* start *

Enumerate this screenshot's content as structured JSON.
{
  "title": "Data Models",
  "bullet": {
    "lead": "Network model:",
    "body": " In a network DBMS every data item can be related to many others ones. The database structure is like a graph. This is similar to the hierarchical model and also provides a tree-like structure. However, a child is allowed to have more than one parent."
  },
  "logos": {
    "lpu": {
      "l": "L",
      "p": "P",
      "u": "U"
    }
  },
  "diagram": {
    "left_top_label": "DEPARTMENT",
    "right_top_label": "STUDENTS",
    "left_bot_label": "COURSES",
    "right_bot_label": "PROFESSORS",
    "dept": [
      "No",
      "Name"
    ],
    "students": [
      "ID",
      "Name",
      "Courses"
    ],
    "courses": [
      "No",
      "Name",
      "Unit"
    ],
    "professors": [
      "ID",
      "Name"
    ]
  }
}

* end *

Reproduce the entire listing word for word.

Enumerate this screenshot's content as structured JSON.
{
  "title": "Data Models",
  "bullet": {
    "lead": "Network model:",
    "body": " In a network DBMS every data item can be related to many others ones. The database structure is like a graph. This is similar to the hierarchical model and also provides a tree-like structure. However, a child is allowed to have more than one parent."
  },
  "logos": {
    "lpu": {
      "l": "L",
      "p": "P",
      "u": "U"
    }
  },
  "diagram": {
    "left_top_label": "DEPARTMENT",
    "right_top_label": "STUDENTS",
    "left_bot_label": "COURSES",
    "right_bot_label": "PROFESSORS",
    "dept": [
      "No",
      "Name"
    ],
    "students": [
      "ID",
      "Name",
      "Courses"
    ],
    "courses": [
      "No",
      "Name",
      "Unit"
    ],
    "professors": [
      "ID",
      "Name"
    ]
  }
}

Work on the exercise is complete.